-------- Supplied records

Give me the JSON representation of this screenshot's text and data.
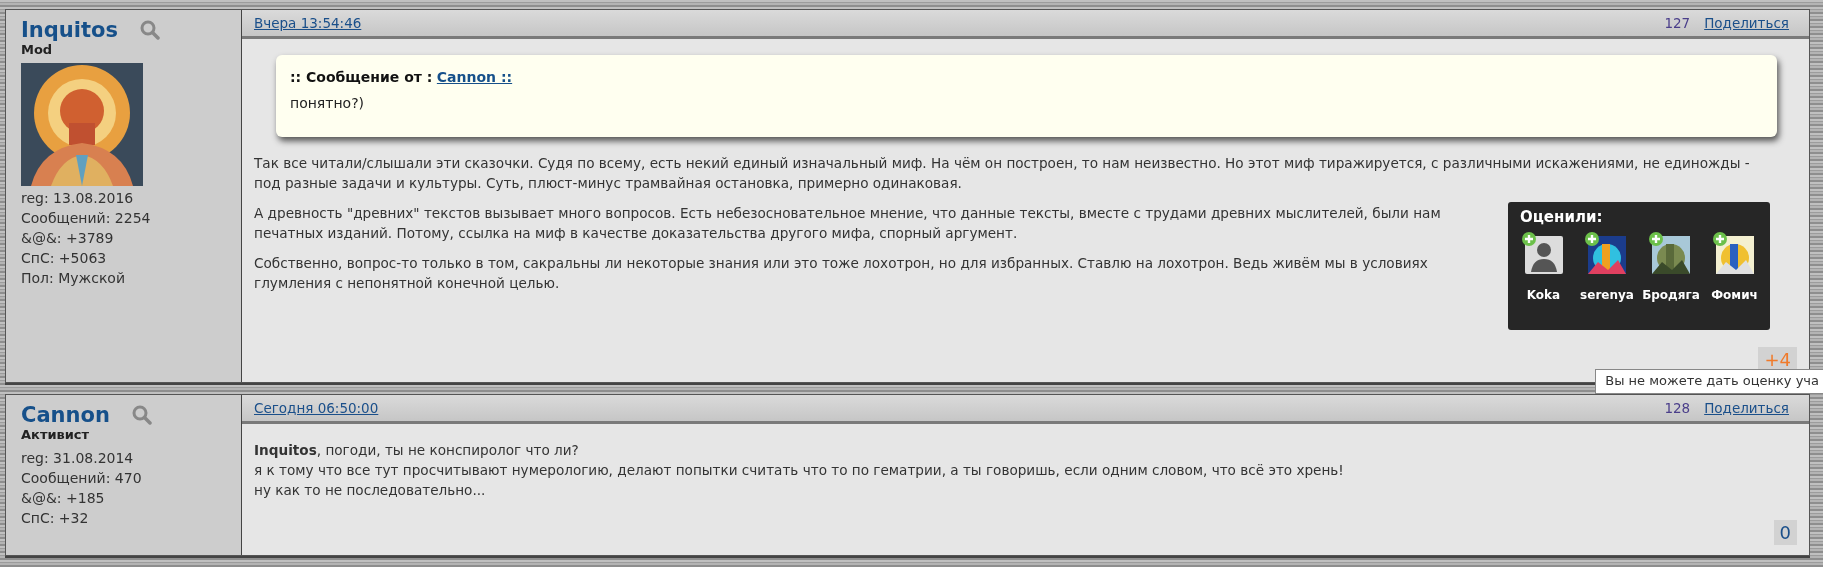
{
  "posts": [
    {
      "author": "Inquitos",
      "rank": "Mod",
      "avatar": {
        "kind": "picture"
      },
      "stats": [
        "reg: 13.08.2016",
        "Сообщений: 2254",
        "&@&: +3789",
        "СпС: +5063",
        "Пол: Мужской"
      ],
      "time": "Вчера 13:54:46",
      "number": "127",
      "share": "Поделиться",
      "quote": {
        "prefix": ":: Сообщение от :",
        "author": "Cannon ::",
        "text": "понятно?)"
      },
      "paragraphs": [
        [
          "Так все читали/слышали эти сказочки. Судя по всему, есть некий единый изначальный миф. На чём он построен, то нам неизвестно. Но этот миф тиражируется, с различными искажениями, не единожды -",
          "под разные задачи и культуры. Суть, плюст-минус трамвайная остановка, примерно одинаковая."
        ],
        [
          "А древность \"древних\" текстов вызывает много вопросов. Есть небезосновательное мнение, что данные тексты, вместе с трудами древних мыслителей, были нам",
          "печатных изданий. Потому, ссылка на миф в качестве доказательства другого мифа, спорный аргумент."
        ],
        [
          "Собственно, вопрос-то только в том, сакральны ли некоторые знания или это тоже лохотрон, но для избранных. Ставлю на лохотрон. Ведь живём мы в условиях",
          "глумления с непонятной конечной целью."
        ]
      ],
      "rating": {
        "value": "+4",
        "kind": "positive"
      },
      "raters": {
        "title": "Оценили:",
        "users": [
          {
            "name": "Koka",
            "kind": "silhouette"
          },
          {
            "name": "serenya",
            "kind": "picture"
          },
          {
            "name": "Бродяга",
            "kind": "picture"
          },
          {
            "name": "Фомич",
            "kind": "picture"
          }
        ]
      },
      "tooltip": "Вы не можете дать оценку уча"
    },
    {
      "author": "Cannon",
      "rank": "Активист",
      "stats": [
        "reg: 31.08.2014",
        "Сообщений: 470",
        "&@&: +185",
        "СпС: +32"
      ],
      "time": "Сегодня 06:50:00",
      "number": "128",
      "share": "Поделиться",
      "paragraphs": [
        [
          "**Inquitos**, погоди, ты не конспиролог что ли?",
          "я к тому что все тут просчитывают нумерологию, делают попытки считать что то по гематрии, а ты говоришь, если одним словом, что всё это хрень!",
          "ну как то не последовательно..."
        ]
      ],
      "rating": {
        "value": "0",
        "kind": "neutral"
      }
    }
  ]
}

----------------

*Brief*
Omit all pictures while transcribing the entries verbatim.

*Answer in full*
Give me the JSON representation of this screenshot's text and data.
{
  "posts": [
    {
      "author": "Inquitos",
      "rank": "Mod",
      "avatar": {
        "kind": "picture"
      },
      "stats": [
        "reg: 13.08.2016",
        "Сообщений: 2254",
        "&@&: +3789",
        "СпС: +5063",
        "Пол: Мужской"
      ],
      "time": "Вчера 13:54:46",
      "number": "127",
      "share": "Поделиться",
      "quote": {
        "prefix": ":: Сообщение от :",
        "author": "Cannon ::",
        "text": "понятно?)"
      },
      "paragraphs": [
        [
          "Так все читали/слышали эти сказочки. Судя по всему, есть некий единый изначальный миф. На чём он построен, то нам неизвестно. Но этот миф тиражируется, с различными искажениями, не единожды -",
          "под разные задачи и культуры. Суть, плюст-минус трамвайная остановка, примерно одинаковая."
        ],
        [
          "А древность \"древних\" текстов вызывает много вопросов. Есть небезосновательное мнение, что данные тексты, вместе с трудами древних мыслителей, были нам",
          "печатных изданий. Потому, ссылка на миф в качестве доказательства другого мифа, спорный аргумент."
        ],
        [
          "Собственно, вопрос-то только в том, сакральны ли некоторые знания или это тоже лохотрон, но для избранных. Ставлю на лохотрон. Ведь живём мы в условиях",
          "глумления с непонятной конечной целью."
        ]
      ],
      "rating": {
        "value": "+4",
        "kind": "positive"
      },
      "raters": {
        "title": "Оценили:",
        "users": [
          {
            "name": "Koka",
            "kind": "silhouette"
          },
          {
            "name": "serenya",
            "kind": "picture"
          },
          {
            "name": "Бродяга",
            "kind": "picture"
          },
          {
            "name": "Фомич",
            "kind": "picture"
          }
        ]
      },
      "tooltip": "Вы не можете дать оценку уча"
    },
    {
      "author": "Cannon",
      "rank": "Активист",
      "stats": [
        "reg: 31.08.2014",
        "Сообщений: 470",
        "&@&: +185",
        "СпС: +32"
      ],
      "time": "Сегодня 06:50:00",
      "number": "128",
      "share": "Поделиться",
      "paragraphs": [
        [
          "**Inquitos**, погоди, ты не конспиролог что ли?",
          "я к тому что все тут просчитывают нумерологию, делают попытки считать что то по гематрии, а ты говоришь, если одним словом, что всё это хрень!",
          "ну как то не последовательно..."
        ]
      ],
      "rating": {
        "value": "0",
        "kind": "neutral"
      }
    }
  ]
}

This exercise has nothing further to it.